WHAT TO WORK ON: Locate every line below that contains the word "title" and copy it.

(Data entries for graphics)

# # #

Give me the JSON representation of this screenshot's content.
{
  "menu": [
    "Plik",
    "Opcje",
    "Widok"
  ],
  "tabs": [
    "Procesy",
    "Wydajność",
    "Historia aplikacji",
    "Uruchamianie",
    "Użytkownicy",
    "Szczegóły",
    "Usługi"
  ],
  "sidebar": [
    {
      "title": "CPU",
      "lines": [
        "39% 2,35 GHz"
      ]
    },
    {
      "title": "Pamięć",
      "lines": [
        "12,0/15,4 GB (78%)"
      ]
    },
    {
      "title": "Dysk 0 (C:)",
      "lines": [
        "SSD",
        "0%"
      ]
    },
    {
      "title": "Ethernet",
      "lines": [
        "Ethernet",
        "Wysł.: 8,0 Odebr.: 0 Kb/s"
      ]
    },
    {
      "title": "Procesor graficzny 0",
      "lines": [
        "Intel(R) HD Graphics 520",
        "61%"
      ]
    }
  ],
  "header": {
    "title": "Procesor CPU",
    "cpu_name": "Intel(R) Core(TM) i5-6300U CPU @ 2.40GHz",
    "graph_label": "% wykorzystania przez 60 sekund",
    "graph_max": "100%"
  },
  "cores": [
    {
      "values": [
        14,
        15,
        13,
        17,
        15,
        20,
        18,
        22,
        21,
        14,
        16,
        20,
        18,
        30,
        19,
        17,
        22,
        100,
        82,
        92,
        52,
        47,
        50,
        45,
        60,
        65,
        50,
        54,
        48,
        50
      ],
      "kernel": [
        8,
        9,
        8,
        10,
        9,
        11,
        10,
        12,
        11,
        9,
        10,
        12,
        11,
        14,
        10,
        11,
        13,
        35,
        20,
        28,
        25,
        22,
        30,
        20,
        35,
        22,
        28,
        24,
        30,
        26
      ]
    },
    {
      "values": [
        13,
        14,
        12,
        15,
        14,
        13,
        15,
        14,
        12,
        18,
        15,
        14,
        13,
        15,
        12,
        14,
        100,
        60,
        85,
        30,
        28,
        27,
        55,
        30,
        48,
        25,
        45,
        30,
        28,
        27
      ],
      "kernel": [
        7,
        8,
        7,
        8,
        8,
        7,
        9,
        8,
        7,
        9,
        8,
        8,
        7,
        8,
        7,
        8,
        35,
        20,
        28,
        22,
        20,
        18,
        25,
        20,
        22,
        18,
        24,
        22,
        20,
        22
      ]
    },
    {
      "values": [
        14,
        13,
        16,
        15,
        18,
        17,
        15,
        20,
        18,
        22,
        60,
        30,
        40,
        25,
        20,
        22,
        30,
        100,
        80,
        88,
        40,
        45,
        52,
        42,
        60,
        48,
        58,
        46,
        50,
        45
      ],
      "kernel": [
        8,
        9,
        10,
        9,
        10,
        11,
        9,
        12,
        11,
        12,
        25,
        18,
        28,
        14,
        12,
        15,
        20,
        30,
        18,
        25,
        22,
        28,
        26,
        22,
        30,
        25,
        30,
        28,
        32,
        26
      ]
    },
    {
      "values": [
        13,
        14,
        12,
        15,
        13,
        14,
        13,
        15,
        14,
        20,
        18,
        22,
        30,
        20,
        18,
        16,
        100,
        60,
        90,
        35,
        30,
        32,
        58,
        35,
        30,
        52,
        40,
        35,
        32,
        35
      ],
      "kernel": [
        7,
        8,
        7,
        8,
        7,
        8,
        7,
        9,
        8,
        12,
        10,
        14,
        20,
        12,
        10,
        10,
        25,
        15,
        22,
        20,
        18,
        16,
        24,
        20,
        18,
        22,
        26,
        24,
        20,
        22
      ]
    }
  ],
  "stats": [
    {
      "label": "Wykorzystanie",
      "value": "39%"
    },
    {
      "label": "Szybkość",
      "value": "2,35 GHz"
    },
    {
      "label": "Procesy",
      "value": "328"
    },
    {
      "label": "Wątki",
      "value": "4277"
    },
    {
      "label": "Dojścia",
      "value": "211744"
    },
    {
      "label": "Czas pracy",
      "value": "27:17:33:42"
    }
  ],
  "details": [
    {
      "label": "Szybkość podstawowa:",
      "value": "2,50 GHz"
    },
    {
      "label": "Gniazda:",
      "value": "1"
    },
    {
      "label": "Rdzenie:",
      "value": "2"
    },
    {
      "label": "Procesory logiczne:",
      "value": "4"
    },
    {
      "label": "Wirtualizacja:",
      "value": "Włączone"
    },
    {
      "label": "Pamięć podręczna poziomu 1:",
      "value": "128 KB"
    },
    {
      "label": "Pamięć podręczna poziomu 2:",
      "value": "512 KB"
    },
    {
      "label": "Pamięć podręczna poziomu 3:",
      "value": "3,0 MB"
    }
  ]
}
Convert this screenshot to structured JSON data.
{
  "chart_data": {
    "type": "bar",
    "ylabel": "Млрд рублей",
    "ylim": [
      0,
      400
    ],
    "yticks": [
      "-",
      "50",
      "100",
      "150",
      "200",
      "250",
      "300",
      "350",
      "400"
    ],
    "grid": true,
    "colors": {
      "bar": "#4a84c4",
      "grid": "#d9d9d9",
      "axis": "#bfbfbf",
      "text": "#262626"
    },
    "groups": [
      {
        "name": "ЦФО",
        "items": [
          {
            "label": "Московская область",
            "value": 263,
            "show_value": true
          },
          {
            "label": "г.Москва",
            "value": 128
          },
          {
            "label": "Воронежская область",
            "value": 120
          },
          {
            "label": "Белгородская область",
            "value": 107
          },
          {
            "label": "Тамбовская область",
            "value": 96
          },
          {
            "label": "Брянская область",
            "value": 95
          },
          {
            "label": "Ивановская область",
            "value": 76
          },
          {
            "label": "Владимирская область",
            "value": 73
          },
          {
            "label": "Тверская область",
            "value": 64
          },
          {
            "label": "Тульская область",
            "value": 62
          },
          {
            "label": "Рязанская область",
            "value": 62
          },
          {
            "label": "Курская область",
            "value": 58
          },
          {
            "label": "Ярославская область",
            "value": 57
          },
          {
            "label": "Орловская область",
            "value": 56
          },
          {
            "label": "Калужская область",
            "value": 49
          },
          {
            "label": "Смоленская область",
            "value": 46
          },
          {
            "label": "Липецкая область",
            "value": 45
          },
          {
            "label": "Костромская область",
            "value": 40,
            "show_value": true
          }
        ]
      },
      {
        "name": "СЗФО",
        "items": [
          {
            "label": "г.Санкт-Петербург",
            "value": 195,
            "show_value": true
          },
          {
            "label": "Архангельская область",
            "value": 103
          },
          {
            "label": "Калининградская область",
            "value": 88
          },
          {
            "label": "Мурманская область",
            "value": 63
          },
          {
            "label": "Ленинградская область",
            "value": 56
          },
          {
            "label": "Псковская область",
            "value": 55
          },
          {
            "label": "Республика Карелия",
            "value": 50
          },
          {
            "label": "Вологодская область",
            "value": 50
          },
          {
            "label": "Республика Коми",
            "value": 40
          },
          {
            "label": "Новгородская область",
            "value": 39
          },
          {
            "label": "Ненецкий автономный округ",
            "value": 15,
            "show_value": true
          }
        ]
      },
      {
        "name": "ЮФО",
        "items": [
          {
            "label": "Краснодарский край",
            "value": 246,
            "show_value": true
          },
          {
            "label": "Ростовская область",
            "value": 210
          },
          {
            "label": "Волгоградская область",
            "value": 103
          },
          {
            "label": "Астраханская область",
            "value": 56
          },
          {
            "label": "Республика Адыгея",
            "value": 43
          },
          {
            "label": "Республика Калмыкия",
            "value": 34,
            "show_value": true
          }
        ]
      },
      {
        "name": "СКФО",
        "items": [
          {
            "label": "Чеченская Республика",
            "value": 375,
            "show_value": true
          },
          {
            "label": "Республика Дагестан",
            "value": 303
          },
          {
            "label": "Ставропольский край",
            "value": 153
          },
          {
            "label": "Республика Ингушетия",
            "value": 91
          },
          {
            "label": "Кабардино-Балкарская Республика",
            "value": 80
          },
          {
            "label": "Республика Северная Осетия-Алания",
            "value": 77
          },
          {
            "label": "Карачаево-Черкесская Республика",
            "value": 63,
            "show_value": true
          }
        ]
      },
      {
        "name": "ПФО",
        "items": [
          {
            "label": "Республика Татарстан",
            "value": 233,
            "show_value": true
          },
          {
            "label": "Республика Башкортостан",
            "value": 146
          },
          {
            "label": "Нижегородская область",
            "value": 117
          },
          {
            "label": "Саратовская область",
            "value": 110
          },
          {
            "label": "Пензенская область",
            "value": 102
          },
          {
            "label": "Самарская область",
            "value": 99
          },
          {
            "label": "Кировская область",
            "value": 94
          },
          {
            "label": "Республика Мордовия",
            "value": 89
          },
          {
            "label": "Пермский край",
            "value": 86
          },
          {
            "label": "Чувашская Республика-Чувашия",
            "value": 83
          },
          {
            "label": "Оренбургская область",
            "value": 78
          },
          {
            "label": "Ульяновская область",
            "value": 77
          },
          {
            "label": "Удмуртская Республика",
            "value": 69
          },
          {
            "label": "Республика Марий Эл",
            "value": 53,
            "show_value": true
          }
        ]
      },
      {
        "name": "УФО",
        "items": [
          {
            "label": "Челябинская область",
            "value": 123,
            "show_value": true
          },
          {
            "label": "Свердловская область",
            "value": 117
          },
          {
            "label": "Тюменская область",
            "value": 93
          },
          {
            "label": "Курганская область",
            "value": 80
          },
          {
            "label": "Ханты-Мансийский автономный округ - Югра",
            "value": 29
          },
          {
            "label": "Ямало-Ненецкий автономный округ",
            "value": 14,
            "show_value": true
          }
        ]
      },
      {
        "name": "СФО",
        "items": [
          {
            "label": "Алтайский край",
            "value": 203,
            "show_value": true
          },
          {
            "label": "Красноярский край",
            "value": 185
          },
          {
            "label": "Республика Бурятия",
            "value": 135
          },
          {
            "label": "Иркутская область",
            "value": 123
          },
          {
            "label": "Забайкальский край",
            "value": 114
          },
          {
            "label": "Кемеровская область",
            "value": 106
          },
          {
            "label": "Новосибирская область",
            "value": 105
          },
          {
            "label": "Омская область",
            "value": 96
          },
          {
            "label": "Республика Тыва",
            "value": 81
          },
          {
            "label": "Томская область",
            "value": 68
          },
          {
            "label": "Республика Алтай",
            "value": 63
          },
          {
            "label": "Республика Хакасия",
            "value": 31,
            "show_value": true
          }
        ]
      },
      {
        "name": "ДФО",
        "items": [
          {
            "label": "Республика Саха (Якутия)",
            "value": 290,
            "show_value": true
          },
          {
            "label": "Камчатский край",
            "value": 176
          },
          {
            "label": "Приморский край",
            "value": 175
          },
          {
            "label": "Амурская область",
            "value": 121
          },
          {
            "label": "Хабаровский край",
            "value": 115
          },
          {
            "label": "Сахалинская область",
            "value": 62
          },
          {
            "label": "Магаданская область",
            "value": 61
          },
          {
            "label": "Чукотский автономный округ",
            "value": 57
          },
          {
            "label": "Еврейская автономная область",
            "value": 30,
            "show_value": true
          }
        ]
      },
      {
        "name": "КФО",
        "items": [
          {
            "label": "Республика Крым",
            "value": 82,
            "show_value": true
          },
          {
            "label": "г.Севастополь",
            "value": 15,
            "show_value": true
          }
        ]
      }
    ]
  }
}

# # #

RESPONSE FOR THIS EXERCISE:
      "title": "CPU",
      "title": "Pamięć",
      "title": "Dysk 0 (C:)",
      "title": "Ethernet",
      "title": "Procesor graficzny 0",
    "title": "Procesor CPU",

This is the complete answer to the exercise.